Written problem: Assemble all lines in which the string "laranja" appears.

— Begin Available records —

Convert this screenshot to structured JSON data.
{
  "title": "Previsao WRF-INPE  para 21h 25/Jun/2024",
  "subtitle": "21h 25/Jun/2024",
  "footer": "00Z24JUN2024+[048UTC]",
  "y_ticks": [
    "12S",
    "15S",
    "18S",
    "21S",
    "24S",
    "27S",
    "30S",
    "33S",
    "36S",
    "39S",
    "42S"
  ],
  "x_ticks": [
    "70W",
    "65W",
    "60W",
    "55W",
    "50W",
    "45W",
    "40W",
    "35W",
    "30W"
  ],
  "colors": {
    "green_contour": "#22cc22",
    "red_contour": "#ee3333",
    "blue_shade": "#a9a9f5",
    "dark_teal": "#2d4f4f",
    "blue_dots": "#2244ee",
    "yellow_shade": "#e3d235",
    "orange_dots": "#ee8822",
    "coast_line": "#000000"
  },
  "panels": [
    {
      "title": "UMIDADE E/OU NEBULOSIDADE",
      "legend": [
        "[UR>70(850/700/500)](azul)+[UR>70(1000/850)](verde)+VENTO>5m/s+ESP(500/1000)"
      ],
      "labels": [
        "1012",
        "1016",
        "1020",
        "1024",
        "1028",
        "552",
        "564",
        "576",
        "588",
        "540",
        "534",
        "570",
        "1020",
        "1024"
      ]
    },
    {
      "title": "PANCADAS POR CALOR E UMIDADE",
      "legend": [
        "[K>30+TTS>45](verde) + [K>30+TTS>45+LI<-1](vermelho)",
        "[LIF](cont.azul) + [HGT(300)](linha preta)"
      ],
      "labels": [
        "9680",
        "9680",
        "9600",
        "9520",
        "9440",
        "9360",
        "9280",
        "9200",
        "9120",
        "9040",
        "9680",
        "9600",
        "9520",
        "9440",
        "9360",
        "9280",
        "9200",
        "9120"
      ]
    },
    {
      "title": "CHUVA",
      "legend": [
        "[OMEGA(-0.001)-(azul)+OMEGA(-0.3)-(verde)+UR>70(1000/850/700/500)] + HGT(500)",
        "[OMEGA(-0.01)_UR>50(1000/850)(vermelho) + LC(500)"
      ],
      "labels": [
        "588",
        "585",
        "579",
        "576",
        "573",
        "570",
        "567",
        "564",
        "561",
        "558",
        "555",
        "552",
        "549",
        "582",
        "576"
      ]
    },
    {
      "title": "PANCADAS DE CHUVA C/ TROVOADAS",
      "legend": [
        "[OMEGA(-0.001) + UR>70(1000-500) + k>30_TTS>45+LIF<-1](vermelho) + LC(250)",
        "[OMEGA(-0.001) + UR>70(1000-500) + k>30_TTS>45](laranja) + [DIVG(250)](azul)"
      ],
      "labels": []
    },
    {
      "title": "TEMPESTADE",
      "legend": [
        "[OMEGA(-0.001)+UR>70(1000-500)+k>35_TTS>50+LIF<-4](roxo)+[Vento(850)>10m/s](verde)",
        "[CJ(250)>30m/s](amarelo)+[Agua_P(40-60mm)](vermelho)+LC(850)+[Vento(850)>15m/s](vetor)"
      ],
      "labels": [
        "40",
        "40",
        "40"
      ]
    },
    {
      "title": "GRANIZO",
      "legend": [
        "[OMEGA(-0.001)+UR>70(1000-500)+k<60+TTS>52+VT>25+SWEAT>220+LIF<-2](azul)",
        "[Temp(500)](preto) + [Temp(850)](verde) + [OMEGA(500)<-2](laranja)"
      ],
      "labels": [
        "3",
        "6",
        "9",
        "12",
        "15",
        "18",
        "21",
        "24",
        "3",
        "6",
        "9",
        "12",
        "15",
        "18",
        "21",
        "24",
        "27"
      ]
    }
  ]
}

— End Available records —

Worked solution:
        "[OMEGA(-0.001) + UR>70(1000-500) + k>30_TTS>45](laranja) + [DIVG(250)](azul)"
        "[Temp(500)](preto) + [Temp(850)](verde) + [OMEGA(500)<-2](laranja)"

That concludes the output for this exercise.